Aim of the exercise: Examine the entries and show every line in which the word "that" is found.

Dataset records:
►

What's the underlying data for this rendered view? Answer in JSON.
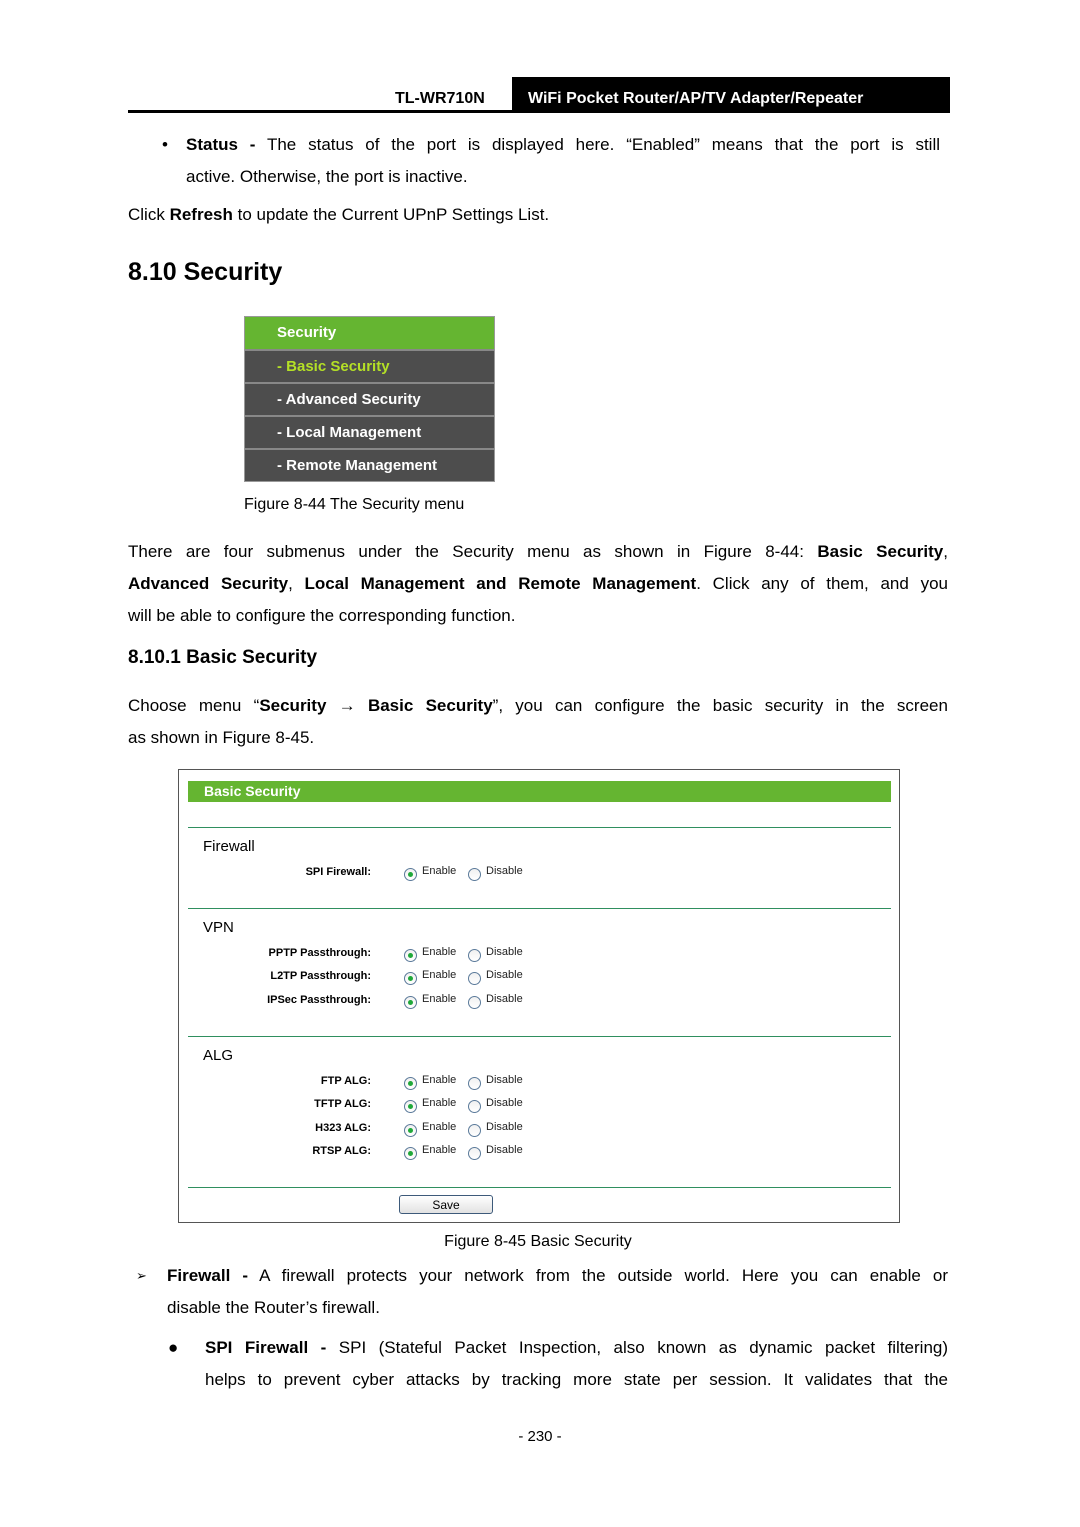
{
  "header": {
    "model": "TL-WR710N",
    "title": "WiFi Pocket Router/AP/TV Adapter/Repeater"
  },
  "intro": {
    "status_bold": "Status -",
    "status_text_line1": " The status of the port is displayed here. “Enabled” means that the port is still",
    "status_text_line2": "active. Otherwise, the port is inactive.",
    "refresh_pre": "Click ",
    "refresh_bold": "Refresh",
    "refresh_post": " to update the Current UPnP Settings List."
  },
  "section": {
    "heading": "8.10 Security"
  },
  "security_menu": {
    "header": "Security",
    "items": [
      {
        "label": "- Basic Security",
        "active": true
      },
      {
        "label": "- Advanced Security",
        "active": false
      },
      {
        "label": "- Local Management",
        "active": false
      },
      {
        "label": "- Remote Management",
        "active": false
      }
    ],
    "caption": "Figure 8-44 The Security menu"
  },
  "submenu_paragraph": {
    "line1_text": "There are four submenus under the Security menu as shown in Figure 8-44: ",
    "line1_bold": "Basic Security",
    "line1_end": ",",
    "line2_bold1": "Advanced Security",
    "line2_comma": ", ",
    "line2_bold2": "Local Management and Remote Management",
    "line2_text": ". Click any of them, and you",
    "line3": "will be able to configure the corresponding function."
  },
  "subsection": {
    "heading": "8.10.1 Basic Security",
    "choose_pre": "Choose menu “",
    "choose_bold1": "Security",
    "arrow": " → ",
    "choose_bold2": "Basic Security",
    "choose_post": "”, you can configure the basic security in the screen",
    "choose_line2": "as shown in Figure 8-45."
  },
  "basic_security_panel": {
    "title": "Basic Security",
    "enable_label": "Enable",
    "disable_label": "Disable",
    "sections": [
      {
        "title": "Firewall",
        "rows": [
          {
            "label": "SPI Firewall:",
            "value": "Enable"
          }
        ]
      },
      {
        "title": "VPN",
        "rows": [
          {
            "label": "PPTP Passthrough:",
            "value": "Enable"
          },
          {
            "label": "L2TP Passthrough:",
            "value": "Enable"
          },
          {
            "label": "IPSec Passthrough:",
            "value": "Enable"
          }
        ]
      },
      {
        "title": "ALG",
        "rows": [
          {
            "label": "FTP ALG:",
            "value": "Enable"
          },
          {
            "label": "TFTP ALG:",
            "value": "Enable"
          },
          {
            "label": "H323 ALG:",
            "value": "Enable"
          },
          {
            "label": "RTSP ALG:",
            "value": "Enable"
          }
        ]
      }
    ],
    "save_label": "Save",
    "caption": "Figure 8-45 Basic Security"
  },
  "explanations": {
    "firewall_bold": "Firewall -",
    "firewall_text_line1": " A firewall protects your network from the outside world. Here you can enable or",
    "firewall_text_line2": "disable the Router’s firewall.",
    "spi_bold": "SPI Firewall -",
    "spi_text_line1": " SPI (Stateful Packet Inspection, also known as dynamic packet filtering)",
    "spi_text_line2": "helps to prevent cyber attacks by tracking more state per session. It validates that the"
  },
  "footer": {
    "page_number": "- 230 -"
  }
}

◄

Task response:
    "status_text_line1": " The status of the port is displayed here. “Enabled” means that the port is still",
    "spi_text_line2": "helps to prevent cyber attacks by tracking more state per session. It validates that the"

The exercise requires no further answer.